Available records:
-- START --

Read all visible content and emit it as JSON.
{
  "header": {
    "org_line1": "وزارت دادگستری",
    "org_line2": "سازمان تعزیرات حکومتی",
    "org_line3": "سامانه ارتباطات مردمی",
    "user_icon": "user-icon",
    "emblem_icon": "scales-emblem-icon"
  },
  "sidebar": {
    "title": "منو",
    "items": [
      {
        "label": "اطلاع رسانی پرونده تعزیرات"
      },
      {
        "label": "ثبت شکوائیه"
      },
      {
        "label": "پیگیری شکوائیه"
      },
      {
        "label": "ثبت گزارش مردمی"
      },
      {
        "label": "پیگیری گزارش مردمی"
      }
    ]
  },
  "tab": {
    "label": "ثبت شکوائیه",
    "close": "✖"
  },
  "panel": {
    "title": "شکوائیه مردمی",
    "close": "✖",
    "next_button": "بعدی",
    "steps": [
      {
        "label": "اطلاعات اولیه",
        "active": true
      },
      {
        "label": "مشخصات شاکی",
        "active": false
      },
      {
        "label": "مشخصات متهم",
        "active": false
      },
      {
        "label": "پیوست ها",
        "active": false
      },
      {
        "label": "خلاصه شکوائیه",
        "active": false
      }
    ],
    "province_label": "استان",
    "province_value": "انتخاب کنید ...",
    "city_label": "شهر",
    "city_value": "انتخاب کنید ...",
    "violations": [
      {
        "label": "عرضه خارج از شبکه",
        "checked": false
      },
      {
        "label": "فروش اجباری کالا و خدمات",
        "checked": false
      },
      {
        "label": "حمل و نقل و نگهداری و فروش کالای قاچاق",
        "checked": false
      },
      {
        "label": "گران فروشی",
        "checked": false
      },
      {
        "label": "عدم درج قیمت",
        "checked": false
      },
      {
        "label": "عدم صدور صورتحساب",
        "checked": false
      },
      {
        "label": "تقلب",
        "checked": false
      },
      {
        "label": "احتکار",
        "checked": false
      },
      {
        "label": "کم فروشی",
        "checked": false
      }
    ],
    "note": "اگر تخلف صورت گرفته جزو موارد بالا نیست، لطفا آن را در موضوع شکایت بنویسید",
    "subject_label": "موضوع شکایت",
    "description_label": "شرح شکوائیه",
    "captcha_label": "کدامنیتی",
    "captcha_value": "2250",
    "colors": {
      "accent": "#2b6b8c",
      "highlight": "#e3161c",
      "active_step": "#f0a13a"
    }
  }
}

-- END --

Problem requirements:
Pick out every line above that holds the word "انتخاب" and copy it.

Reply:
    "province_value": "انتخاب کنید ...",
    "city_value": "انتخاب کنید ...",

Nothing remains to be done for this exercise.